- Aim -
Pull every "armrest" line out of the data below.

- Data to process -
--------------------------------

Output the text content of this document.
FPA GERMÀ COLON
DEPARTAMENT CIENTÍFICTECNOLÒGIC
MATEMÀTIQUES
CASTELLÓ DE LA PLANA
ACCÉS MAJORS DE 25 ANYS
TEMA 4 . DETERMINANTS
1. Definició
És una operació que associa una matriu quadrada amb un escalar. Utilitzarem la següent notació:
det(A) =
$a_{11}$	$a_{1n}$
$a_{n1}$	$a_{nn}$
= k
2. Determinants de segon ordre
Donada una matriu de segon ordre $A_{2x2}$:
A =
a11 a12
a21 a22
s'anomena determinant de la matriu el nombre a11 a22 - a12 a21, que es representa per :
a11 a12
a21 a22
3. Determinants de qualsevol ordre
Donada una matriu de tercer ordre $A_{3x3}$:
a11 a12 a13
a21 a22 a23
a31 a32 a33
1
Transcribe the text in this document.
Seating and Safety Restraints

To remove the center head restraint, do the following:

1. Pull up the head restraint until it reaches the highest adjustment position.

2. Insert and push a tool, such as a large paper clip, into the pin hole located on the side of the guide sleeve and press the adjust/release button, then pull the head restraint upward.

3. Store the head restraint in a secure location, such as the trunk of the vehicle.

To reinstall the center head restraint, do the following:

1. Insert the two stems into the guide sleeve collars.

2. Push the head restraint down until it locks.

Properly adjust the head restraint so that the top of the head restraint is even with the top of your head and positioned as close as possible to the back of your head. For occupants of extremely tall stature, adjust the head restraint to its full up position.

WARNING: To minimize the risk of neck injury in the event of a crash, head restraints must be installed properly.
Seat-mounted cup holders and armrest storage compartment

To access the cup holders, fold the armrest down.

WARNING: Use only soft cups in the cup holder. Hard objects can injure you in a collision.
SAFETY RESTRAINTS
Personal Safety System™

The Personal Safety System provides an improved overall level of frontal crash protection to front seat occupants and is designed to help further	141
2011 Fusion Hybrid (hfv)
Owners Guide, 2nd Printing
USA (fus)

--------------------------------

- The response -
Seat-mounted cup holders and armrest storage compartment
To access the cup holders, fold the armrest down.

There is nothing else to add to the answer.